[Records of where the elements appear]
______
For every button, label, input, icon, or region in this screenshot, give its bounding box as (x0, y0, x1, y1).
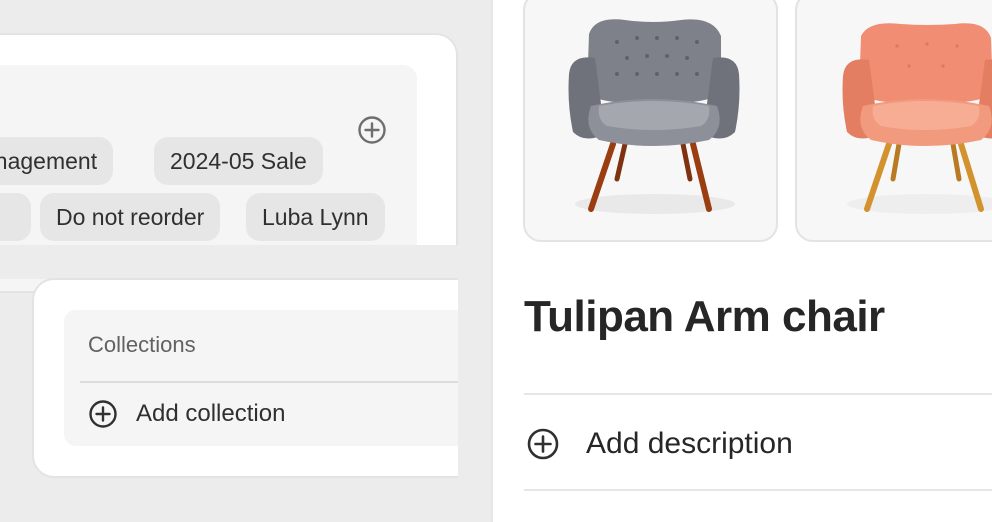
coral-armchair-image (842, 23, 992, 214)
collections-card: Collections Add collection (32, 278, 512, 478)
collections-header: Collections (88, 332, 196, 357)
add-description-label: Add description (586, 427, 793, 460)
divider (524, 489, 992, 491)
add-collection-button[interactable]: Add collection (88, 396, 285, 432)
add-description-button[interactable]: Add description (526, 424, 793, 464)
plus-circle-icon (527, 428, 559, 460)
plus-circle-icon[interactable] (357, 115, 387, 145)
add-collection-label: Add collection (136, 400, 286, 427)
product-title[interactable]: Tulipan Arm chair (524, 292, 885, 342)
divider (524, 393, 992, 395)
plus-circle-icon (89, 400, 117, 428)
product-image-thumbnail[interactable] (795, 0, 992, 242)
tag-chip[interactable]: g (0, 193, 31, 241)
section-gap (0, 245, 492, 279)
product-panel: Tulipan Arm chair Add description (491, 0, 992, 522)
tag-chip[interactable]: 2024-05 Sale (154, 137, 323, 185)
divider (80, 381, 500, 383)
product-image-thumbnail[interactable] (523, 0, 778, 242)
tag-chip[interactable]: Luba Lynn (246, 193, 385, 241)
tag-chip[interactable]: anagement (0, 137, 114, 185)
tag-chip[interactable]: Do not reorder (40, 193, 221, 241)
grey-armchair-image (568, 19, 740, 214)
collections-container: Collections Add collection (64, 310, 500, 446)
panel-gap (458, 0, 491, 522)
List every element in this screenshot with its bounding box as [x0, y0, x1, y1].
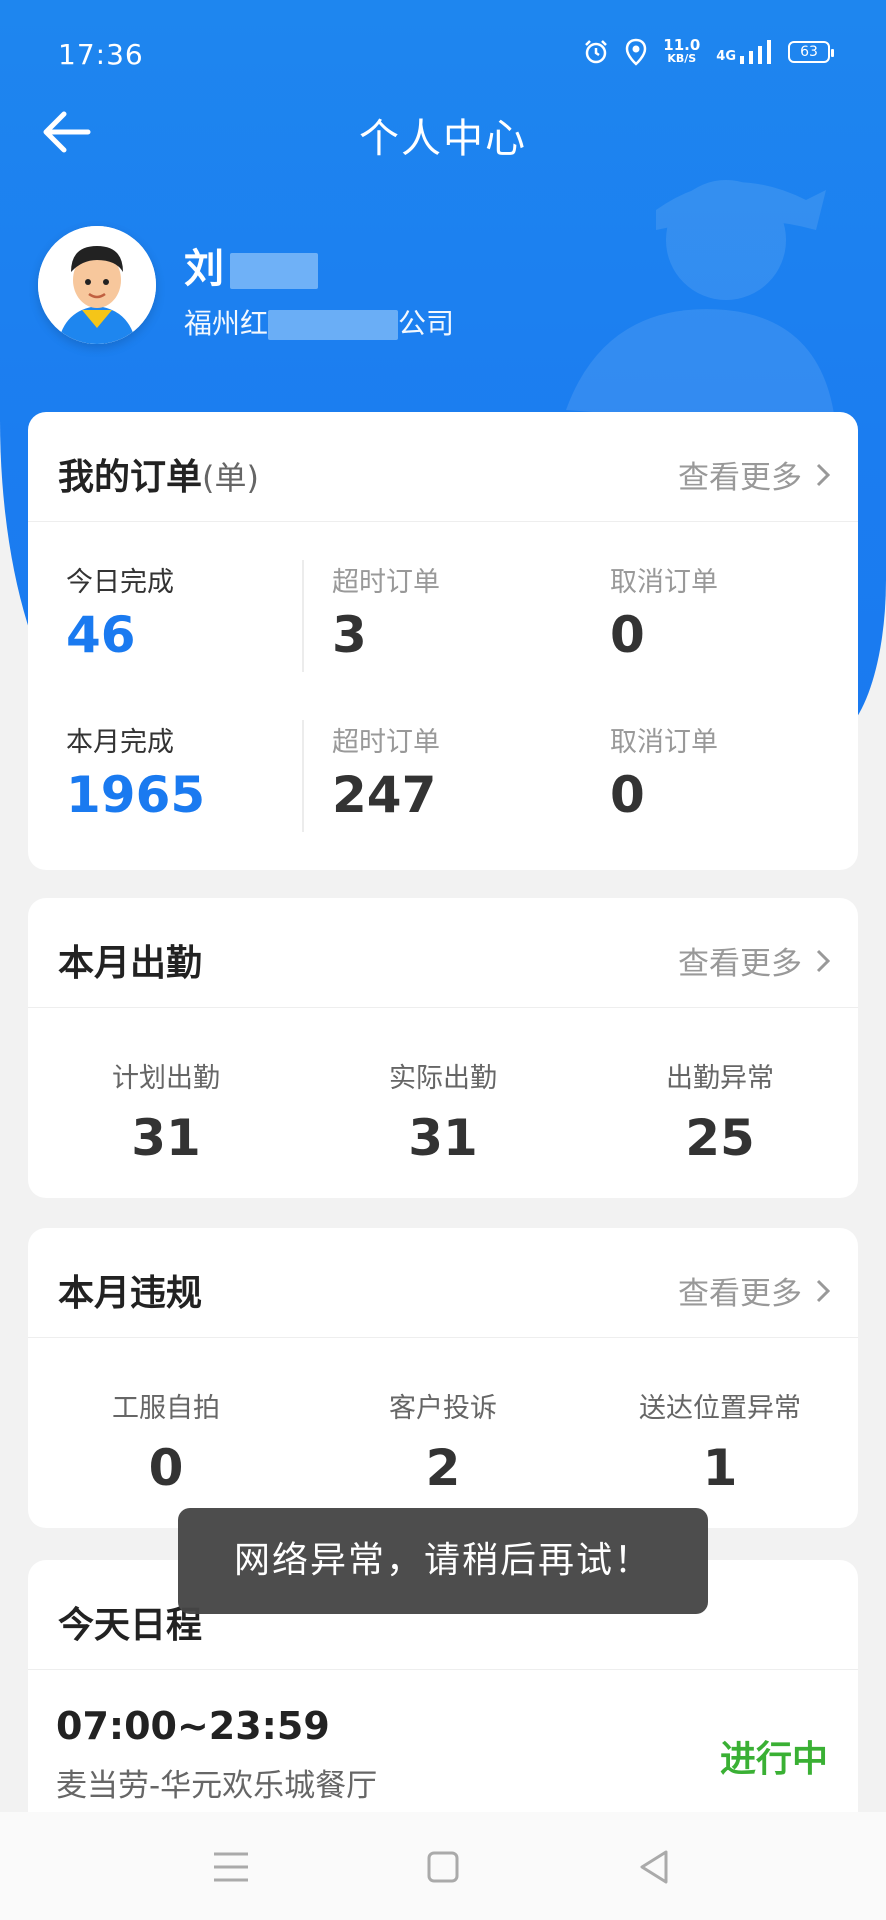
schedule-time: 07:00~23:59 — [56, 1704, 330, 1748]
stat-delivery-location: 送达位置异常 1 — [639, 1393, 801, 1497]
today-cancel-value: 0 — [610, 606, 645, 664]
schedule-item[interactable]: 07:00~23:59 麦当劳-华元欢乐城餐厅 进行中 — [28, 1670, 858, 1810]
attendance-view-more[interactable]: 查看更多 — [678, 938, 830, 983]
schedule-status: 进行中 — [719, 1739, 828, 1780]
month-cancel-value: 0 — [610, 766, 645, 824]
toast-message: 网络异常，请稍后再试！ — [178, 1508, 708, 1614]
divider — [302, 560, 304, 672]
month-overtime-label: 超时订单 — [332, 727, 440, 758]
attendance-card: 本月出勤 查看更多 计划出勤 31 实际出勤 31 出勤异常 25 — [28, 898, 858, 1198]
today-completed-label: 今日完成 — [66, 567, 174, 598]
today-orders-row: 今日完成 46 超时订单 3 取消订单 0 — [28, 560, 858, 720]
chevron-right-icon — [816, 1279, 830, 1302]
schedule-place: 麦当劳-华元欢乐城餐厅 — [56, 1768, 378, 1804]
month-completed-value: 1965 — [66, 766, 206, 824]
net-speed: 11.0 KB/S — [663, 36, 701, 66]
today-completed-value: 46 — [66, 606, 136, 664]
user-name: 刘 — [184, 236, 318, 294]
violations-title: 本月违规 — [58, 1273, 203, 1314]
stat-abnormal: 出勤异常 25 — [666, 1063, 774, 1167]
today-overtime-value: 3 — [332, 606, 367, 664]
courier-watermark-icon — [566, 180, 836, 430]
battery-icon: 63 — [788, 41, 834, 63]
orders-title: 我的订单(单) — [58, 457, 259, 498]
company-name: 福州红 公司 — [184, 302, 454, 342]
page-title: 个人中心 — [359, 116, 527, 162]
top-bar: 个人中心 — [0, 92, 886, 172]
system-nav-bar — [0, 1812, 886, 1920]
redacted-block — [230, 253, 318, 289]
orders-card: 我的订单(单) 查看更多 今日完成 46 超时订单 3 取消订单 0 本月完成 1965… — [28, 412, 858, 870]
chevron-right-icon — [816, 949, 830, 972]
avatar[interactable] — [38, 226, 156, 344]
chevron-right-icon — [816, 463, 830, 486]
user-avatar-icon — [38, 226, 156, 344]
today-overtime-label: 超时订单 — [332, 567, 440, 598]
location-icon — [626, 38, 647, 66]
month-completed-label: 本月完成 — [66, 727, 174, 758]
month-cancel-label: 取消订单 — [610, 727, 718, 758]
orders-view-more[interactable]: 查看更多 — [678, 452, 830, 497]
redacted-block — [268, 310, 399, 340]
home-button[interactable] — [418, 1842, 468, 1892]
menu-button[interactable] — [206, 1842, 256, 1892]
stat-planned: 计划出勤 31 — [112, 1063, 220, 1167]
alarm-icon — [585, 40, 608, 64]
today-cancel-label: 取消订单 — [610, 567, 718, 598]
back-nav-button[interactable] — [630, 1842, 680, 1892]
attendance-stats: 计划出勤 31 实际出勤 31 出勤异常 25 — [28, 1008, 858, 1198]
violations-view-more[interactable]: 查看更多 — [678, 1268, 830, 1313]
month-orders-row: 本月完成 1965 超时订单 247 取消订单 0 — [28, 720, 858, 880]
status-time: 17:36 — [58, 38, 144, 71]
back-triangle-icon — [640, 1850, 668, 1884]
stat-actual: 实际出勤 31 — [389, 1063, 497, 1167]
company-prefix: 福州红 — [184, 307, 269, 340]
menu-icon — [214, 1852, 248, 1882]
violations-stats: 工服自拍 0 客户投诉 2 送达位置异常 1 — [28, 1338, 858, 1528]
signal-indicator: 4G — [716, 40, 772, 64]
violations-card: 本月违规 查看更多 工服自拍 0 客户投诉 2 送达位置异常 1 — [28, 1228, 858, 1528]
divider — [302, 720, 304, 832]
stat-complaints: 客户投诉 2 — [389, 1393, 497, 1497]
home-square-icon — [427, 1851, 459, 1883]
user-name-text: 刘 — [184, 246, 224, 292]
signal-bars-icon — [740, 40, 771, 64]
company-suffix: 公司 — [398, 307, 455, 340]
month-overtime-value: 247 — [332, 766, 437, 824]
stat-uniform-selfie: 工服自拍 0 — [112, 1393, 220, 1497]
attendance-title: 本月出勤 — [58, 943, 203, 984]
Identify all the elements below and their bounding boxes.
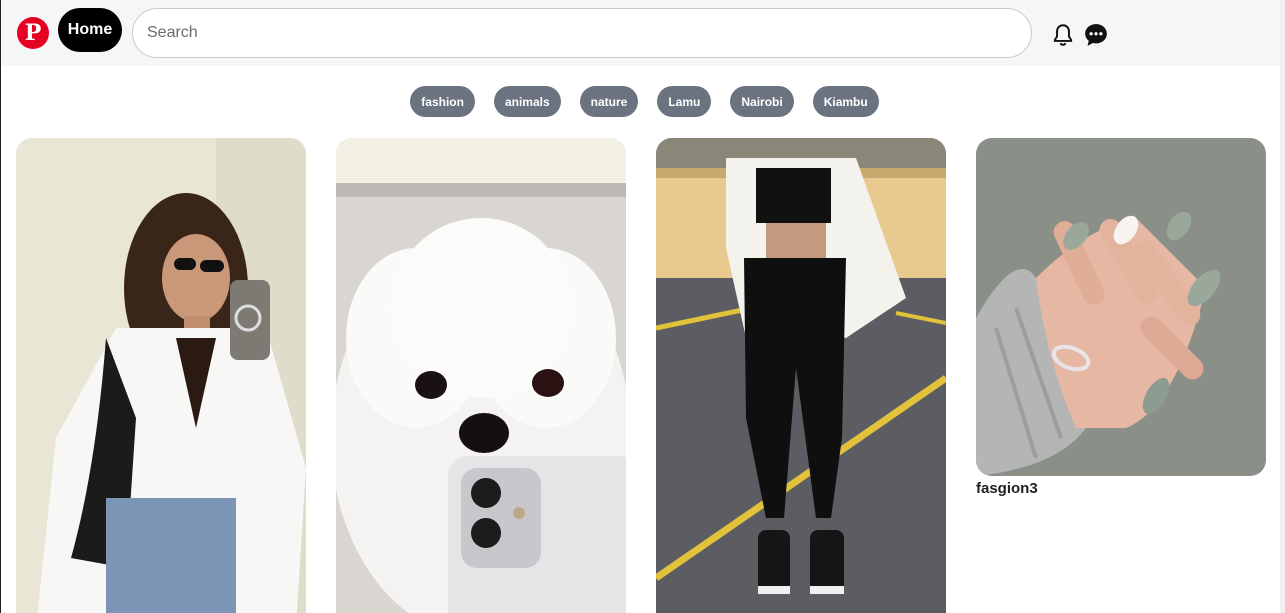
pinterest-logo-icon[interactable]: P <box>17 17 49 49</box>
logo-glyph: P <box>24 20 42 46</box>
chip-kiambu[interactable]: Kiambu <box>812 86 879 117</box>
pin-card[interactable] <box>976 138 1266 476</box>
pin-caption: fasgion3 <box>976 480 1038 497</box>
pin-card[interactable] <box>656 138 946 613</box>
notification-bell-icon[interactable] <box>1050 22 1076 48</box>
chip-animals[interactable]: animals <box>493 86 561 117</box>
pin-card[interactable] <box>16 138 306 613</box>
home-button[interactable]: Home <box>58 8 122 52</box>
chat-bubble-icon[interactable] <box>1083 22 1109 48</box>
top-nav-bar: P Home <box>1 0 1285 66</box>
pin-card[interactable] <box>336 138 626 613</box>
pin-image-woman-selfie <box>16 138 306 613</box>
pin-image-manicure <box>976 138 1266 476</box>
pin-image-parking-outfit <box>656 138 946 613</box>
search-input[interactable] <box>132 8 1032 58</box>
chip-lamu[interactable]: Lamu <box>657 86 712 117</box>
page: P Home fashion animals nature Lamu Nairo… <box>0 0 1285 613</box>
scrollbar[interactable] <box>1280 0 1285 613</box>
chip-nature[interactable]: nature <box>579 86 639 117</box>
chip-fashion[interactable]: fashion <box>410 86 475 117</box>
pin-image-white-dog <box>336 138 626 613</box>
category-chip-row: fashion animals nature Lamu Nairobi Kiam… <box>1 86 1285 118</box>
chip-nairobi[interactable]: Nairobi <box>730 86 794 117</box>
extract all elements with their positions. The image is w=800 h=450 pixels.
______
* [PROBLEM DESCRIPTION]: Extract every line of the entries above without changing anything, and leave the pictures out.

* [SOLVED EXERCISE]:
For every button, label, input, icon, or region in this screenshot, give its bounding box as (x0, y0, x1, y1).
coral-armchair-image (842, 23, 992, 214)
collections-card: Collections Add collection (32, 278, 512, 478)
collections-header: Collections (88, 332, 196, 357)
add-description-label: Add description (586, 427, 793, 460)
divider (524, 489, 992, 491)
add-collection-button[interactable]: Add collection (88, 396, 285, 432)
add-description-button[interactable]: Add description (526, 424, 793, 464)
plus-circle-icon (527, 428, 559, 460)
plus-circle-icon[interactable] (357, 115, 387, 145)
add-collection-label: Add collection (136, 400, 286, 427)
product-title[interactable]: Tulipan Arm chair (524, 292, 885, 342)
divider (524, 393, 992, 395)
plus-circle-icon (89, 400, 117, 428)
product-image-thumbnail[interactable] (795, 0, 992, 242)
tag-chip[interactable]: g (0, 193, 31, 241)
section-gap (0, 245, 492, 279)
product-panel: Tulipan Arm chair Add description (491, 0, 992, 522)
tag-chip[interactable]: 2024-05 Sale (154, 137, 323, 185)
divider (80, 381, 500, 383)
product-image-thumbnail[interactable] (523, 0, 778, 242)
tag-chip[interactable]: Luba Lynn (246, 193, 385, 241)
tag-chip[interactable]: anagement (0, 137, 114, 185)
tag-chip[interactable]: Do not reorder (40, 193, 221, 241)
grey-armchair-image (568, 19, 740, 214)
collections-container: Collections Add collection (64, 310, 500, 446)
panel-gap (458, 0, 491, 522)
List every element in this screenshot with its bounding box as [x0, y0, x1, y1].
schedule-time: 07:00~23:59 — [56, 1704, 330, 1748]
stat-delivery-location: 送达位置异常 1 — [639, 1393, 801, 1497]
today-cancel-value: 0 — [610, 606, 645, 664]
schedule-item[interactable]: 07:00~23:59 麦当劳-华元欢乐城餐厅 进行中 — [28, 1670, 858, 1810]
attendance-view-more[interactable]: 查看更多 — [678, 938, 830, 983]
schedule-status: 进行中 — [719, 1739, 828, 1780]
month-cancel-value: 0 — [610, 766, 645, 824]
toast-message: 网络异常，请稍后再试！ — [178, 1508, 708, 1614]
divider — [302, 560, 304, 672]
month-overtime-label: 超时订单 — [332, 727, 440, 758]
attendance-card: 本月出勤 查看更多 计划出勤 31 实际出勤 31 出勤异常 25 — [28, 898, 858, 1198]
today-completed-label: 今日完成 — [66, 567, 174, 598]
today-orders-row: 今日完成 46 超时订单 3 取消订单 0 — [28, 560, 858, 720]
chevron-right-icon — [816, 1279, 830, 1302]
schedule-place: 麦当劳-华元欢乐城餐厅 — [56, 1768, 378, 1804]
month-completed-value: 1965 — [66, 766, 206, 824]
net-speed: 11.0 KB/S — [663, 36, 701, 66]
today-completed-value: 46 — [66, 606, 136, 664]
user-name: 刘 — [184, 236, 318, 294]
violations-title: 本月违规 — [58, 1273, 203, 1314]
stat-abnormal: 出勤异常 25 — [666, 1063, 774, 1167]
today-overtime-value: 3 — [332, 606, 367, 664]
courier-watermark-icon — [566, 180, 836, 430]
battery-icon: 63 — [788, 41, 834, 63]
orders-title: 我的订单(单) — [58, 457, 259, 498]
company-name: 福州红 公司 — [184, 302, 454, 342]
page-title: 个人中心 — [359, 116, 527, 162]
top-bar: 个人中心 — [0, 92, 886, 172]
system-nav-bar — [0, 1812, 886, 1920]
redacted-block — [230, 253, 318, 289]
orders-card: 我的订单(单) 查看更多 今日完成 46 超时订单 3 取消订单 0 本月完成 1965… — [28, 412, 858, 870]
chevron-right-icon — [816, 949, 830, 972]
avatar[interactable] — [38, 226, 156, 344]
chevron-right-icon — [816, 463, 830, 486]
user-avatar-icon — [38, 226, 156, 344]
today-overtime-label: 超时订单 — [332, 567, 440, 598]
location-icon — [626, 38, 647, 66]
month-completed-label: 本月完成 — [66, 727, 174, 758]
month-cancel-label: 取消订单 — [610, 727, 718, 758]
orders-view-more[interactable]: 查看更多 — [678, 452, 830, 497]
redacted-block — [268, 310, 399, 340]
home-button[interactable] — [418, 1842, 468, 1892]
menu-button[interactable] — [206, 1842, 256, 1892]
stat-planned: 计划出勤 31 — [112, 1063, 220, 1167]
alarm-icon — [585, 40, 608, 64]
today-cancel-label: 取消订单 — [610, 567, 718, 598]
back-nav-button[interactable] — [630, 1842, 680, 1892]
attendance-stats: 计划出勤 31 实际出勤 31 出勤异常 25 — [28, 1008, 858, 1198]
violations-view-more[interactable]: 查看更多 — [678, 1268, 830, 1313]
month-orders-row: 本月完成 1965 超时订单 247 取消订单 0 — [28, 720, 858, 880]
status-time: 17:36 — [58, 38, 144, 71]
back-triangle-icon — [640, 1850, 668, 1884]
stat-actual: 实际出勤 31 — [389, 1063, 497, 1167]
company-prefix: 福州红 — [184, 307, 269, 340]
menu-icon — [214, 1852, 248, 1882]
violations-stats: 工服自拍 0 客户投诉 2 送达位置异常 1 — [28, 1338, 858, 1528]
signal-indicator: 4G — [716, 40, 772, 64]
violations-card: 本月违规 查看更多 工服自拍 0 客户投诉 2 送达位置异常 1 — [28, 1228, 858, 1528]
divider — [302, 720, 304, 832]
stat-complaints: 客户投诉 2 — [389, 1393, 497, 1497]
home-square-icon — [427, 1851, 459, 1883]
user-name-text: 刘 — [184, 246, 224, 292]
signal-bars-icon — [740, 40, 771, 64]
company-suffix: 公司 — [398, 307, 455, 340]
month-overtime-value: 247 — [332, 766, 437, 824]
stat-uniform-selfie: 工服自拍 0 — [112, 1393, 220, 1497]
attendance-title: 本月出勤 — [58, 943, 203, 984]
Identify all the elements below and their bounding boxes.
pinterest-logo-icon[interactable]: P <box>17 17 49 49</box>
logo-glyph: P <box>24 20 42 46</box>
chip-kiambu[interactable]: Kiambu <box>812 86 879 117</box>
pin-card[interactable] <box>976 138 1266 476</box>
pin-caption: fasgion3 <box>976 480 1038 497</box>
pin-card[interactable] <box>656 138 946 613</box>
notification-bell-icon[interactable] <box>1050 22 1076 48</box>
chip-animals[interactable]: animals <box>493 86 561 117</box>
pin-card[interactable] <box>16 138 306 613</box>
home-button[interactable]: Home <box>58 8 122 52</box>
chat-bubble-icon[interactable] <box>1083 22 1109 48</box>
top-nav-bar: P Home <box>1 0 1285 66</box>
pin-card[interactable] <box>336 138 626 613</box>
pin-image-woman-selfie <box>16 138 306 613</box>
pin-image-manicure <box>976 138 1266 476</box>
pin-image-parking-outfit <box>656 138 946 613</box>
search-input[interactable] <box>132 8 1032 58</box>
chip-lamu[interactable]: Lamu <box>657 86 712 117</box>
page: P Home fashion animals nature Lamu Nairo… <box>0 0 1285 613</box>
scrollbar[interactable] <box>1280 0 1285 613</box>
chip-nature[interactable]: nature <box>579 86 639 117</box>
chip-fashion[interactable]: fashion <box>410 86 475 117</box>
pin-image-white-dog <box>336 138 626 613</box>
category-chip-row: fashion animals nature Lamu Nairobi Kiam… <box>1 86 1285 118</box>
chip-nairobi[interactable]: Nairobi <box>730 86 794 117</box>
extract all elements with their positions. The image is w=800 h=450 pixels.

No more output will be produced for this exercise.